WORK TO DO
Please reproduce the records below line for line, leaving out the pictures.

DATASET CONTENT

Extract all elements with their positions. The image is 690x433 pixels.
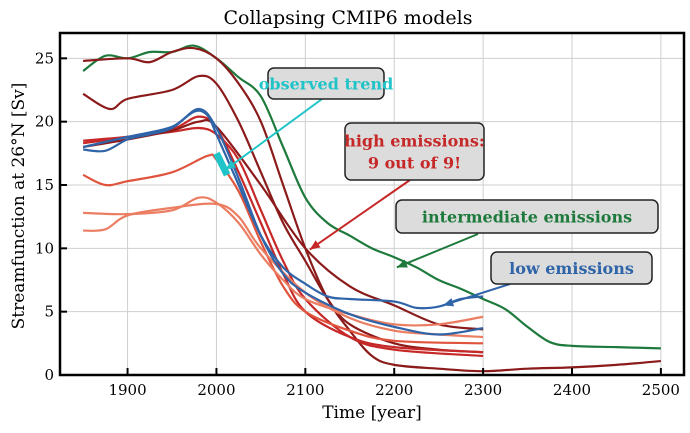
plot-frame	[58, 31, 686, 377]
y-tick-label: 10	[35, 239, 54, 257]
y-tick-label: 0	[44, 366, 54, 384]
series-line-low-2	[82, 107, 484, 336]
annotation-label: observed trend	[259, 75, 394, 94]
arrowhead-icon	[443, 298, 455, 307]
x-tick-label: 2400	[553, 381, 591, 399]
series-line-high-8	[83, 202, 484, 339]
x-tick-label: 2000	[197, 381, 235, 399]
annotations: observed trend high emissions: 9 out of 9!…	[224, 67, 659, 307]
annotation-box	[267, 67, 385, 100]
x-tick-label: 2500	[642, 381, 680, 399]
chart-title: Collapsing CMIP6 models	[224, 7, 473, 29]
y-tick-label: 25	[35, 49, 54, 67]
x-tick-label: 2300	[464, 381, 502, 399]
observed-trend-line	[213, 151, 231, 177]
annotation-label: 9 out of 9!	[368, 154, 461, 173]
annotation-arrow	[442, 283, 511, 307]
x-tick-label: 2100	[286, 381, 324, 399]
annotation-label: low emissions	[509, 259, 634, 278]
annotation-box	[490, 251, 653, 285]
y-tick-label: 20	[35, 113, 54, 131]
annotation-arrow	[224, 98, 323, 171]
arrowhead-icon	[396, 259, 408, 268]
annotation-arrow	[396, 233, 479, 269]
series-line-high-6	[82, 153, 484, 345]
annotation-box	[344, 122, 485, 181]
annotation-arrow	[309, 179, 411, 251]
y-tick-label: 5	[44, 303, 54, 321]
series-lines	[82, 44, 661, 373]
x-tick-label: 2200	[375, 381, 413, 399]
arrowhead-icon	[225, 160, 237, 170]
annotation-label: high emissions:	[344, 132, 485, 151]
arrowhead-icon	[309, 240, 321, 250]
y-axis-label: Streamfunction at 26°N [Sv]	[9, 83, 29, 330]
x-axis-label: Time [year]	[322, 403, 422, 423]
annotation-box	[395, 199, 659, 234]
series-line-high-5	[82, 118, 484, 331]
x-tick-label: 1900	[108, 381, 146, 399]
series-line-high-1	[83, 46, 661, 373]
axes: 1900 2000 2100 2200 2300 2400 2500 0 5 10 15 20 25	[35, 31, 686, 399]
y-tick-label: 15	[35, 176, 54, 194]
annotation-label: intermediate emissions	[422, 208, 632, 227]
series-line-high-7	[83, 196, 484, 327]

RESPONSE
Extract all elements with their positions. The image is 690x433 pixels.
plot-frame	[58, 31, 686, 377]
y-tick-label: 10	[35, 239, 54, 257]
y-tick-label: 0	[44, 366, 54, 384]
series-line-low-2	[82, 107, 484, 336]
annotation-label: observed trend	[259, 75, 394, 94]
arrowhead-icon	[443, 298, 455, 307]
x-tick-label: 2400	[553, 381, 591, 399]
series-line-high-8	[83, 202, 484, 339]
x-tick-label: 2000	[197, 381, 235, 399]
annotations: observed trend high emissions: 9 out of 9!…	[224, 67, 659, 307]
annotation-box	[267, 67, 385, 100]
x-tick-label: 2500	[642, 381, 680, 399]
chart-title: Collapsing CMIP6 models	[224, 7, 473, 29]
y-tick-label: 25	[35, 49, 54, 67]
x-tick-label: 2300	[464, 381, 502, 399]
observed-trend-line	[213, 151, 231, 177]
annotation-label: 9 out of 9!	[368, 154, 461, 173]
annotation-arrow	[442, 283, 511, 307]
x-tick-label: 2100	[286, 381, 324, 399]
annotation-label: low emissions	[509, 259, 634, 278]
annotation-box	[490, 251, 653, 285]
y-tick-label: 20	[35, 113, 54, 131]
annotation-arrow	[224, 98, 323, 171]
arrowhead-icon	[396, 259, 408, 268]
annotation-arrow	[396, 233, 479, 269]
series-line-high-6	[82, 153, 484, 345]
annotation-box	[344, 122, 485, 181]
annotation-arrow	[309, 179, 411, 251]
y-tick-label: 5	[44, 303, 54, 321]
series-lines	[82, 44, 661, 373]
x-tick-label: 2200	[375, 381, 413, 399]
arrowhead-icon	[225, 160, 237, 170]
annotation-label: high emissions:	[344, 132, 485, 151]
arrowhead-icon	[309, 240, 321, 250]
y-axis-label: Streamfunction at 26°N [Sv]	[9, 83, 29, 330]
x-axis-label: Time [year]	[322, 403, 422, 423]
annotation-box	[395, 199, 659, 234]
series-line-high-5	[82, 118, 484, 331]
x-tick-label: 1900	[108, 381, 146, 399]
series-line-high-1	[83, 46, 661, 373]
axes: 1900 2000 2100 2200 2300 2400 2500 0 5 10 15 20 25	[35, 31, 686, 399]
y-tick-label: 15	[35, 176, 54, 194]
annotation-label: intermediate emissions	[422, 208, 632, 227]
series-line-high-7	[83, 196, 484, 327]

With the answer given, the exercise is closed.